EXERCISE | Check each line of the records below for the word "فهذا" and copy those where it appears.

start

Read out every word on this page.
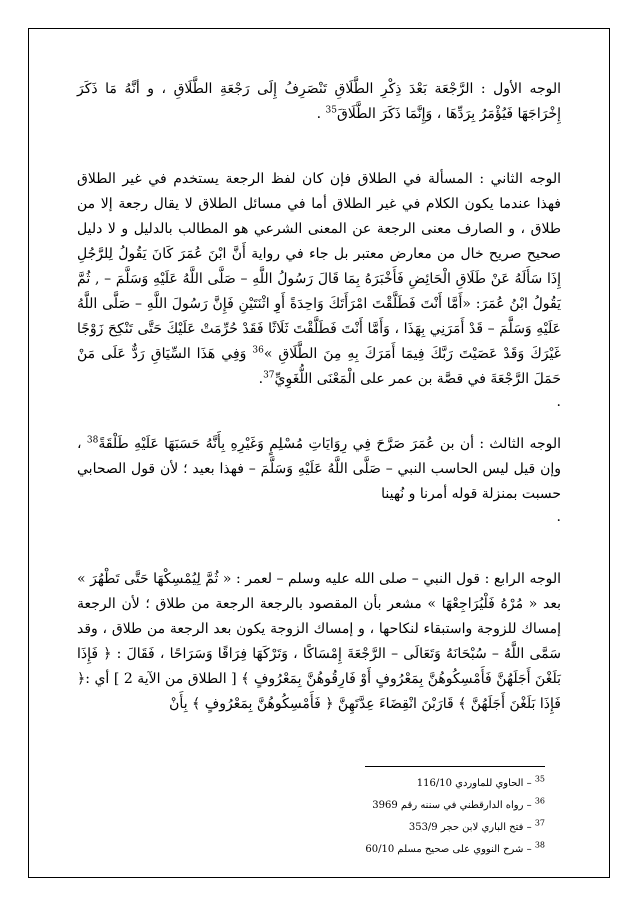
الوجه الأول : الرَّجْعَة بَعْدَ ذِكْرِ الطَّلَاقِ تَنْصَرِفُ إِلَى رَجْعَةِ الطَّلَاقِ ، و أنَّهُ مَا ذَكَرَ إِخْرَاجَهَا فَيُؤْمَرُ بِرَدِّهَا ، وَإِنَّمَا ذَكَرَ الطَّلَاقَ$^{35}$ .

الوجه الثاني : المسألة في الطلاق فإن كان لفظ الرجعة يستخدم في غير الطلاق فهذا عندما يكون الكلام في غير الطلاق أما في مسائل الطلاق لا يقال رجعة إلا من طلاق ، و الصارف معنى الرجعة عن المعنى الشرعي هو المطالب بالدليل و لا دليل صحيح صريح خال من معارض معتبر بل جاء في رواية أَنَّ ابْنَ عُمَرَ كَانَ يَقُولُ لِلرَّجُلِ إِذَا سَأَلَهُ عَنْ طَلَاقِ الْحَائِضِ فَأَخْبَرَهُ بِمَا قَالَ رَسُولُ اللَّهِ – صَلَّى اللَّهُ عَلَيْهِ وَسَلَّمَ – , ثُمَّ يَقُولُ ابْنُ عُمَرَ: «أَمَّا أَنْتَ فَطَلَّقْتَ امْرَأَتَكَ وَاحِدَةً أَوِ اثْنَتَيْنِ فَإِنَّ رَسُولَ اللَّهِ – صَلَّى اللَّهُ عَلَيْهِ وَسَلَّمَ – قَدْ أَمَرَنِي بِهَذَا ، وَأَمَّا أَنْتَ فَطَلَّقْتَ ثَلَاثًا فَقَدْ حُرِّمَتْ عَلَيْكَ حَتَّى تَنْكِحَ زَوْجًا غَيْرَكَ وَقَدْ عَصَيْتَ رَبَّكَ فِيمَا أَمَرَكَ بِهِ مِنَ الطَّلَاقِ »$^{36}$ وَفِي هَذَا السِّيَاقِ رَدٌّ عَلَى مَنْ حَمَلَ الرَّجْعَةَ في قصَّة بن عمر على الْمَعْنَى اللُّغَوِيِّ$^{37}$.

.

الوجه الثالث : أن بن عُمَرَ صَرَّحَ فِي رِوَايَاتِ مُسْلِمٍ وَغَيْرِهِ بِأَنَّهُ حَسَبَهَا عَلَيْهِ طَلْقَةً$^{38}$ ، وإن قيل ليس الحاسب النبي – صَلَّى اللَّهُ عَلَيْهِ وَسَلَّمَ – فهذا بعيد ؛ لأن قول الصحابي حسبت بمنزلة قوله أمرنا و نُهينا

.

الوجه الرابع : قول النبي – صلى الله عليه وسلم – لعمر : « ثُمَّ لِيُمْسِكْهَا حَتَّى تَطْهُرَ » بعد « مُرْهُ فَلْيُرَاجِعْهَا » مشعر بأن المقصود بالرجعة الرجعة من طلاق ؛ لأن الرجعة إمساك للزوجة واستبقاء لنكاحها ، و إمساك الزوجة يكون بعد الرجعة من طلاق ، وقد سَمَّى اللَّهُ – سُبْحَانَهُ وَتَعَالَى – الرَّجْعَةَ إِمْسَاكًا ، وَتَرْكَهَا فِرَاقًا وَسَرَاحًا ، فَقَالَ : ﴿ فَإِذَا بَلَغْنَ أَجَلَهُنَّ فَأَمْسِكُوهُنَّ بِمَعْرُوفٍ أَوْ فَارِقُوهُنَّ بِمَعْرُوفٍ ﴾ [ الطلاق من الآية 2 ] أي :﴿ فَإِذَا بَلَغْنَ أَجَلَهُنَّ ﴾ قَارَبْنَ انْقِضَاءَ عِدَّتَهِنَّ ﴿ فَأَمْسِكُوهُنَّ بِمَعْرُوفٍ ﴾ بِأَنْ

$^{35}$ – الحاوي للماوردي 116/10

$^{36}$ – رواه الدارقطني في سننه رقم 3969

$^{37}$ – فتح الباري لابن حجر 353/9

$^{38}$ – شرح النووي على صحيح مسلم 60/10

end

SOLUTION FOR THIS PROBLEM |
الوجه الثاني : المسألة في الطلاق فإن كان لفظ الرجعة يستخدم في غير الطلاق فهذا عندما يكون الكلام في غير الطلاق أما في مسائل الطلاق لا يقال رجعة إلا من طلاق ، و الصارف معنى الرجعة عن المعنى الشرعي هو المطالب بالدليل و لا دليل صحيح صريح خال من معارض معتبر بل جاء في رواية أَنَّ ابْنَ عُمَرَ كَانَ يَقُولُ لِلرَّجُلِ إِذَا سَأَلَهُ عَنْ طَلَاقِ الْحَائِضِ فَأَخْبَرَهُ بِمَا قَالَ رَسُولُ اللَّهِ – صَلَّى اللَّهُ عَلَيْهِ وَسَلَّمَ – , ثُمَّ يَقُولُ ابْنُ عُمَرَ: «أَمَّا أَنْتَ فَطَلَّقْتَ امْرَأَتَكَ وَاحِدَةً أَوِ اثْنَتَيْنِ فَإِنَّ رَسُولَ اللَّهِ – صَلَّى اللَّهُ عَلَيْهِ وَسَلَّمَ – قَدْ أَمَرَنِي بِهَذَا ، وَأَمَّا أَنْتَ فَطَلَّقْتَ ثَلَاثًا فَقَدْ حُرِّمَتْ عَلَيْكَ حَتَّى تَنْكِحَ زَوْجًا غَيْرَكَ وَقَدْ عَصَيْتَ رَبَّكَ فِيمَا أَمَرَكَ بِهِ مِنَ الطَّلَاقِ »$^{36}$ وَفِي هَذَا السِّيَاقِ رَدٌّ عَلَى مَنْ حَمَلَ الرَّجْعَةَ في قصَّة بن عمر على الْمَعْنَى اللُّغَوِيِّ$^{37}$.
الوجه الثالث : أن بن عُمَرَ صَرَّحَ فِي رِوَايَاتِ مُسْلِمٍ وَغَيْرِهِ بِأَنَّهُ حَسَبَهَا عَلَيْهِ طَلْقَةً$^{38}$ ، وإن قيل ليس الحاسب النبي – صَلَّى اللَّهُ عَلَيْهِ وَسَلَّمَ – فهذا بعيد ؛ لأن قول الصحابي حسبت بمنزلة قوله أمرنا و نُهينا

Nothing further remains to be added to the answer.